• Provided information:
++++++++

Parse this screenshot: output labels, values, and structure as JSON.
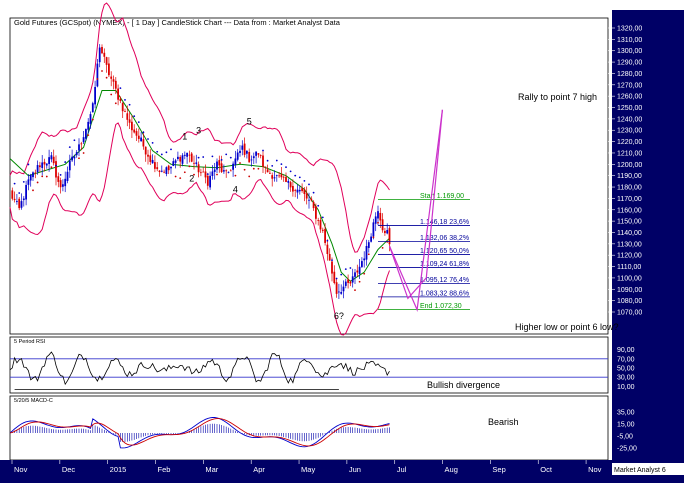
{
  "chart_data": {
    "type": "candlestick",
    "title": "Gold Futures (GCSpot) (NYMEX) - [ 1 Day ] CandleStick Chart --- Data from : Market Analyst Data",
    "watermark": "Market Analyst 6",
    "x_months": [
      "Nov",
      "Dec",
      "2015",
      "Feb",
      "Mar",
      "Apr",
      "May",
      "Jun",
      "Jul",
      "Aug",
      "Sep",
      "Oct",
      "Nov"
    ],
    "price_panel": {
      "y_min": 1070,
      "y_max": 1320,
      "tick_step": 10,
      "tick_labels": [
        "1320,00",
        "1310,00",
        "1300,00",
        "1290,00",
        "1280,00",
        "1270,00",
        "1260,00",
        "1250,00",
        "1240,00",
        "1230,00",
        "1220,00",
        "1210,00",
        "1200,00",
        "1190,00",
        "1180,00",
        "1170,00",
        "1160,00",
        "1150,00",
        "1140,00",
        "1130,00",
        "1120,00",
        "1110,00",
        "1100,00",
        "1090,00",
        "1080,00",
        "1070,00"
      ],
      "price_path": [
        [
          0,
          1175
        ],
        [
          4,
          1160
        ],
        [
          8,
          1185
        ],
        [
          13,
          1200
        ],
        [
          18,
          1205
        ],
        [
          22,
          1178
        ],
        [
          26,
          1200
        ],
        [
          30,
          1215
        ],
        [
          36,
          1250
        ],
        [
          39,
          1305
        ],
        [
          42,
          1285
        ],
        [
          47,
          1260
        ],
        [
          52,
          1235
        ],
        [
          57,
          1220
        ],
        [
          61,
          1205
        ],
        [
          65,
          1195
        ],
        [
          69,
          1195
        ],
        [
          73,
          1205
        ],
        [
          77,
          1210
        ],
        [
          81,
          1198
        ],
        [
          86,
          1185
        ],
        [
          90,
          1200
        ],
        [
          94,
          1190
        ],
        [
          97,
          1200
        ],
        [
          101,
          1215
        ],
        [
          104,
          1205
        ],
        [
          108,
          1210
        ],
        [
          111,
          1195
        ],
        [
          115,
          1190
        ],
        [
          119,
          1185
        ],
        [
          123,
          1180
        ],
        [
          127,
          1175
        ],
        [
          131,
          1165
        ],
        [
          136,
          1140
        ],
        [
          140,
          1105
        ],
        [
          142,
          1088
        ],
        [
          145,
          1092
        ],
        [
          148,
          1095
        ],
        [
          152,
          1110
        ],
        [
          155,
          1125
        ],
        [
          158,
          1148
        ],
        [
          160,
          1162
        ],
        [
          162,
          1145
        ],
        [
          164,
          1140
        ],
        [
          165,
          1128
        ]
      ],
      "moving_average_path": [
        [
          0,
          1205
        ],
        [
          8,
          1190
        ],
        [
          16,
          1195
        ],
        [
          24,
          1200
        ],
        [
          32,
          1215
        ],
        [
          40,
          1265
        ],
        [
          46,
          1265
        ],
        [
          54,
          1240
        ],
        [
          62,
          1212
        ],
        [
          70,
          1200
        ],
        [
          80,
          1198
        ],
        [
          90,
          1197
        ],
        [
          100,
          1200
        ],
        [
          110,
          1198
        ],
        [
          120,
          1190
        ],
        [
          128,
          1178
        ],
        [
          134,
          1160
        ],
        [
          140,
          1130
        ],
        [
          144,
          1105
        ],
        [
          148,
          1097
        ],
        [
          154,
          1105
        ],
        [
          160,
          1125
        ],
        [
          165,
          1135
        ]
      ],
      "wave_labels": [
        {
          "text": "1",
          "day": 76,
          "price": 1222
        },
        {
          "text": "2",
          "day": 79,
          "price": 1185
        },
        {
          "text": "3",
          "day": 82,
          "price": 1227
        },
        {
          "text": "4",
          "day": 98,
          "price": 1175
        },
        {
          "text": "5",
          "day": 104,
          "price": 1235
        },
        {
          "text": "6?",
          "day": 143,
          "price": 1064
        }
      ],
      "fib_levels": [
        {
          "label": "Start 1.169,00",
          "value": 1169.0,
          "color": "#009900"
        },
        {
          "label": "1.146,18 23,6%",
          "value": 1146.18,
          "color": "#000099"
        },
        {
          "label": "1.132,06 38,2%",
          "value": 1132.06,
          "color": "#000099"
        },
        {
          "label": "1.120,65 50,0%",
          "value": 1120.65,
          "color": "#000099"
        },
        {
          "label": "1.109,24 61,8%",
          "value": 1109.24,
          "color": "#000099"
        },
        {
          "label": "1.095,12 76,4%",
          "value": 1095.12,
          "color": "#000099"
        },
        {
          "label": "1.083,32 88,6%",
          "value": 1083.32,
          "color": "#000099"
        },
        {
          "label": "End 1.072,30",
          "value": 1072.3,
          "color": "#009900"
        }
      ],
      "projection_path": [
        [
          165,
          1128
        ],
        [
          177,
          1072
        ],
        [
          188,
          1248
        ]
      ],
      "projection_alt_path": [
        [
          165,
          1128
        ],
        [
          173,
          1082
        ],
        [
          181,
          1100
        ],
        [
          188,
          1248
        ]
      ],
      "annotations": [
        {
          "text": "Rally to point 7 high"
        },
        {
          "text": "Higher low or point 6 low?"
        }
      ]
    },
    "rsi_panel": {
      "name": "5 Period RSI",
      "y_min": 0,
      "y_max": 100,
      "tick_labels": [
        "90,00",
        "70,00",
        "50,00",
        "30,00",
        "10,00"
      ],
      "upper_band": 70,
      "lower_band": 30,
      "annotation": "Bullish divergence"
    },
    "macd_panel": {
      "name": "5/20/5 MACD-C",
      "y_min": -35,
      "y_max": 45,
      "tick_labels": [
        "35,00",
        "15,00",
        "-5,00",
        "-25,00"
      ],
      "annotation": "Bearish"
    }
  }
}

++++++++

• Written exercise: Filter the data for the string "Analyst" and copy every line that has it.

• Exercise solution:
    "title": "Gold Futures (GCSpot) (NYMEX) - [ 1 Day ] CandleStick Chart --- Data from : Market Analyst Data",
    "watermark": "Market Analyst 6",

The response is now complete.